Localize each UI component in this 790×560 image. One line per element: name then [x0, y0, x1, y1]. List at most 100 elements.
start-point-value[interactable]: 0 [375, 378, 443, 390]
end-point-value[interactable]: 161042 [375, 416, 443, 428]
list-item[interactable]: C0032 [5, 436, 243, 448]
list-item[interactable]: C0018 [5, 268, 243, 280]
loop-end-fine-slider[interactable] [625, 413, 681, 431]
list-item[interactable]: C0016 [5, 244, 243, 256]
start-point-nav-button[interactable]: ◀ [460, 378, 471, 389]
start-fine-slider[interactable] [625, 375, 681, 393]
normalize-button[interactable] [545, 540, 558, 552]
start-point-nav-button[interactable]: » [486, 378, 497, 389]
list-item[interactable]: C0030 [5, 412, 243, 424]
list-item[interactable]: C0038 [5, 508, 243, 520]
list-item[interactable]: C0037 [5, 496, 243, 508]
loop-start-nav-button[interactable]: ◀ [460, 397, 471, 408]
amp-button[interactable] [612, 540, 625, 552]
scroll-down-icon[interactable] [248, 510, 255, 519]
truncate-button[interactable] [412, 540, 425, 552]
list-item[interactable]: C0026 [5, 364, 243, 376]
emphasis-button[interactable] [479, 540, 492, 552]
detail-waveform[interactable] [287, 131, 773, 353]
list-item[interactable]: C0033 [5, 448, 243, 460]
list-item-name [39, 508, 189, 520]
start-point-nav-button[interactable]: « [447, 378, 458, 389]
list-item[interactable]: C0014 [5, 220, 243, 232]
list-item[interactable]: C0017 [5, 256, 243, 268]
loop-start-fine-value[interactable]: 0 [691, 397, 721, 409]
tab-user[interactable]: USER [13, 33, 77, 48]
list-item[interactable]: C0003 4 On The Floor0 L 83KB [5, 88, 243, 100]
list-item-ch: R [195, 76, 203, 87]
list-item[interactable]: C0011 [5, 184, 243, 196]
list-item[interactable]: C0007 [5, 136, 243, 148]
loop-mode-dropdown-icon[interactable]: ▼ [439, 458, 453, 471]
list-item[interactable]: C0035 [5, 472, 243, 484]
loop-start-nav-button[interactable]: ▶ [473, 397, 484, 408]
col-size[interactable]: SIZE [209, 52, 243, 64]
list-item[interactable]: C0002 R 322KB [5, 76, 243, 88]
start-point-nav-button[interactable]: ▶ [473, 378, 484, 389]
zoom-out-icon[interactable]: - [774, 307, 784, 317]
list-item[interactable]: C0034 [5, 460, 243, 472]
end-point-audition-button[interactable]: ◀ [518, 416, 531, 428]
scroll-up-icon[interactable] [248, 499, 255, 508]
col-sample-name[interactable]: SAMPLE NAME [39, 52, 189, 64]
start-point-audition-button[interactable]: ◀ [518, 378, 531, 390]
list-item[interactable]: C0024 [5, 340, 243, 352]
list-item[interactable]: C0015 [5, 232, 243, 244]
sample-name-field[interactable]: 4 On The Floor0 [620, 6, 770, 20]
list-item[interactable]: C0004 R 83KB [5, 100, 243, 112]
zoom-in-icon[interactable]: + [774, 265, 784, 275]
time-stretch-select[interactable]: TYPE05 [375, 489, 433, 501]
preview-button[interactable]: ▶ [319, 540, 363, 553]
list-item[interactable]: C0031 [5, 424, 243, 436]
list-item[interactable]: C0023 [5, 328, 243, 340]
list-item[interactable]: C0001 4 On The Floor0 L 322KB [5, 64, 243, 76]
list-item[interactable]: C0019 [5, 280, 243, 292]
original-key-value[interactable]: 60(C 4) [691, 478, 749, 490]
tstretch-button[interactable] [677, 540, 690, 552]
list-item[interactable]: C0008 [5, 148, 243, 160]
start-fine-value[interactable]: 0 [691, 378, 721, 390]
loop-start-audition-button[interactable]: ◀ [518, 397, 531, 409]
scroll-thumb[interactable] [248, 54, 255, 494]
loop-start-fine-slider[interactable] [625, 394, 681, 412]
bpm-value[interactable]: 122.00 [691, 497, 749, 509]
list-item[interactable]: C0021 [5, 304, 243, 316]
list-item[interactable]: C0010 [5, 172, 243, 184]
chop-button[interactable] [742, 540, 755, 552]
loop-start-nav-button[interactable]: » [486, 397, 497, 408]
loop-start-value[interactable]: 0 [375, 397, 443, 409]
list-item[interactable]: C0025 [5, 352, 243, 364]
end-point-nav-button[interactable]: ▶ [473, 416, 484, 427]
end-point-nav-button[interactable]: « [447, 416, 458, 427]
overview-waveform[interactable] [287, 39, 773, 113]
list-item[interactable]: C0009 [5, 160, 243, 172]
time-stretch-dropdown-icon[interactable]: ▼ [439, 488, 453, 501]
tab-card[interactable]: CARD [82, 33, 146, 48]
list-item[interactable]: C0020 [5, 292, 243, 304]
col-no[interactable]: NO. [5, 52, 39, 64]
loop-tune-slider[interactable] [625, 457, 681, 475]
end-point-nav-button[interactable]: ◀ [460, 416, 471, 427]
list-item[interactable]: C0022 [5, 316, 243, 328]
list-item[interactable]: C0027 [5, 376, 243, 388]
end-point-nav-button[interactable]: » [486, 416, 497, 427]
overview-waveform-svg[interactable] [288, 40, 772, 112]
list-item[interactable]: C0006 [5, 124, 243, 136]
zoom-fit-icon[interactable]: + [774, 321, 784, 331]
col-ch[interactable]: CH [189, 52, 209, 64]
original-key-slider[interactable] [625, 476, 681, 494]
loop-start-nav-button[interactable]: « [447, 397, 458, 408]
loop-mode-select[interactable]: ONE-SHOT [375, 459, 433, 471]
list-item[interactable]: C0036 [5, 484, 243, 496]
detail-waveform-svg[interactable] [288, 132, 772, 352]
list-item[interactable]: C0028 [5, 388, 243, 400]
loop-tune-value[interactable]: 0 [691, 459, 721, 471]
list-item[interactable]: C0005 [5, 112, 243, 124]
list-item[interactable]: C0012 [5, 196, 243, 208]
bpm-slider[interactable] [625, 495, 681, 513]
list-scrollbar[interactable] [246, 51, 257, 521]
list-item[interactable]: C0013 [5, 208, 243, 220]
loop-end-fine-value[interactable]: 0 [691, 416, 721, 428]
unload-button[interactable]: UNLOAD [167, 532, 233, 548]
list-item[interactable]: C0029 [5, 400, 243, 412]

───

#### What to work on
Format every line of the data above as a JSON list of strings, with one string per line and no entries for blank lines.

#### Written answer
[
  "Localize each UI component in this 790×560 image. One line per element: name then [x0, y0, x1, y1]. List at most 100 elements.",
  "start-point-value[interactable]: 0 [375, 378, 443, 390]",
  "end-point-value[interactable]: 161042 [375, 416, 443, 428]",
  "list-item[interactable]: C0032 [5, 436, 243, 448]",
  "list-item[interactable]: C0018 [5, 268, 243, 280]",
  "loop-end-fine-slider[interactable] [625, 413, 681, 431]",
  "list-item[interactable]: C0016 [5, 244, 243, 256]",
  "start-point-nav-button[interactable]: ◀ [460, 378, 471, 389]",
  "start-fine-slider[interactable] [625, 375, 681, 393]",
  "normalize-button[interactable] [545, 540, 558, 552]",
  "start-point-nav-button[interactable]: » [486, 378, 497, 389]",
  "list-item[interactable]: C0030 [5, 412, 243, 424]",
  "list-item[interactable]: C0038 [5, 508, 243, 520]",
  "list-item[interactable]: C0037 [5, 496, 243, 508]",
  "loop-start-nav-button[interactable]: ◀ [460, 397, 471, 408]",
  "amp-button[interactable] [612, 540, 625, 552]",
  "scroll-down-icon[interactable] [248, 510, 255, 519]",
  "truncate-button[interactable] [412, 540, 425, 552]",
  "list-item[interactable]: C0026 [5, 364, 243, 376]",
  "emphasis-button[interactable] [479, 540, 492, 552]",
  "detail-waveform[interactable] [287, 131, 773, 353]",
  "list-item[interactable]: C0033 [5, 448, 243, 460]",
  "list-item-name [39, 508, 189, 520]",
  "start-point-nav-button[interactable]: « [447, 378, 458, 389]",
  "list-item[interactable]: C0014 [5, 220, 243, 232]",
  "list-item[interactable]: C0017 [5, 256, 243, 268]",
  "loop-start-fine-value[interactable]: 0 [691, 397, 721, 409]",
  "tab-user[interactable]: USER [13, 33, 77, 48]",
  "list-item[interactable]: C0003 4 On The Floor0 L 83KB [5, 88, 243, 100]",
  "list-item-ch: R [195, 76, 203, 87]",
  "list-item[interactable]: C0011 [5, 184, 243, 196]",
  "list-item[interactable]: C0007 [5, 136, 243, 148]",
  "loop-mode-dropdown-icon[interactable]: ▼ [439, 458, 453, 471]",
  "list-item[interactable]: C0035 [5, 472, 243, 484]",
  "loop-start-nav-button[interactable]: ▶ [473, 397, 484, 408]",
  "col-size[interactable]: SIZE [209, 52, 243, 64]",
  "list-item[interactable]: C0002 R 322KB [5, 76, 243, 88]",
  "start-point-nav-button[interactable]: ▶ [473, 378, 484, 389]",
  "zoom-out-icon[interactable]: - [774, 307, 784, 317]",
  "list-item[interactable]: C0034 [5, 460, 243, 472]",
  "end-point-audition-button[interactable]: ◀ [518, 416, 531, 428]",
  "scroll-up-icon[interactable] [248, 499, 255, 508]",
  "col-sample-name[interactable]: SAMPLE NAME [39, 52, 189, 64]",
  "start-point-audition-button[interactable]: ◀ [518, 378, 531, 390]",
  "list-item[interactable]: C0024 [5, 340, 243, 352]",
  "list-item[interactable]: C0015 [5, 232, 243, 244]",
  "sample-name-field[interactable]: 4 On The Floor0 [620, 6, 770, 20]",
  "list-item[interactable]: C0004 R 83KB [5, 100, 243, 112]",
  "zoom-in-icon[interactable]: + [774, 265, 784, 275]",
  "time-stretch-select[interactable]: TYPE05 [375, 489, 433, 501]",
  "preview-button[interactable]: ▶ [319, 540, 363, 553]",
  "list-item[interactable]: C0031 [5, 424, 243, 436]",
  "list-item[interactable]: C0023 [5, 328, 243, 340]",
  "list-item[interactable]: C0001 4 On The Floor0 L 322KB [5, 64, 243, 76]",
  "list-item[interactable]: C0019 [5, 280, 243, 292]",
  "original-key-value[interactable]: 60(C 4) [691, 478, 749, 490]",
  "tstretch-button[interactable] [677, 540, 690, 552]",
  "list-item[interactable]: C0008 [5, 148, 243, 160]",
  "start-fine-value[interactable]: 0 [691, 378, 721, 390]",
  "loop-start-audition-button[interactable]: ◀ [518, 397, 531, 409]",
  "scroll-thumb[interactable] [248, 54, 255, 494]",
  "loop-start-fine-slider[interactable] [625, 394, 681, 412]",
  "bpm-value[interactable]: 122.00 [691, 497, 749, 509]",
  "list-item[interactable]: C0021 [5, 304, 243, 316]",
  "list-item[interactable]: C0010 [5, 172, 243, 184]",
  "chop-button[interactable] [742, 540, 755, 552]",
  "loop-start-nav-button[interactable]: » [486, 397, 497, 408]",
  "loop-start-value[interactable]: 0 [375, 397, 443, 409]",
  "list-item[interactable]: C0025 [5, 352, 243, 364]",
  "end-point-nav-button[interactable]: ▶ [473, 416, 484, 427]",
  "end-point-nav-button[interactable]: « [447, 416, 458, 427]",
  "overview-waveform[interactable] [287, 39, 773, 113]",
  "list-item[interactable]: C0009 [5, 160, 243, 172]",
  "time-stretch-dropdown-icon[interactable]: ▼ [439, 488, 453, 501]",
  "tab-card[interactable]: CARD [82, 33, 146, 48]",
  "list-item[interactable]: C0020 [5, 292, 243, 304]",
  "col-no[interactable]: NO. [5, 52, 39, 64]",
  "loop-tune-slider[interactable] [625, 457, 681, 475]",
  "end-point-nav-button[interactable]: ◀ [460, 416, 471, 427]",
  "list-item[interactable]: C0022 [5, 316, 243, 328]",
  "list-item[interactable]: C0027 [5, 376, 243, 388]",
  "end-point-nav-button[interactable]: » [486, 416, 497, 427]",
  "overview-waveform-svg[interactable] [288, 40, 772, 112]",
  "list-item[interactable]: C0006 [5, 124, 243, 136]",
  "zoom-fit-icon[interactable]: + [774, 321, 784, 331]",
  "col-ch[interactable]: CH [189, 52, 209, 64]",
  "original-key-slider[interactable] [625, 476, 681, 494]",
  "loop-start-nav-button[interactable]: « [447, 397, 458, 408]",
  "loop-mode-select[interactable]: ONE-SHOT [375, 459, 433, 471]",
  "list-item[interactable]: C0036 [5, 484, 243, 496]",
  "detail-waveform-svg[interactable] [288, 132, 772, 352]",
  "list-item[interactable]: C0028 [5, 388, 243, 400]",
  "loop-tune-value[interactable]: 0 [691, 459, 721, 471]",
  "list-item[interactable]: C0005 [5, 112, 243, 124]",
  "list-item[interactable]: C0012 [5, 196, 243, 208]",
  "bpm-slider[interactable] [625, 495, 681, 513]",
  "list-scrollbar[interactable] [246, 51, 257, 521]",
  "list-item[interactable]: C0013 [5, 208, 243, 220]",
  "loop-end-fine-value[interactable]: 0 [691, 416, 721, 428]",
  "unload-button[interactable]: UNLOAD [167, 532, 233, 548]",
  "list-item[interactable]: C0029 [5, 400, 243, 412]"
]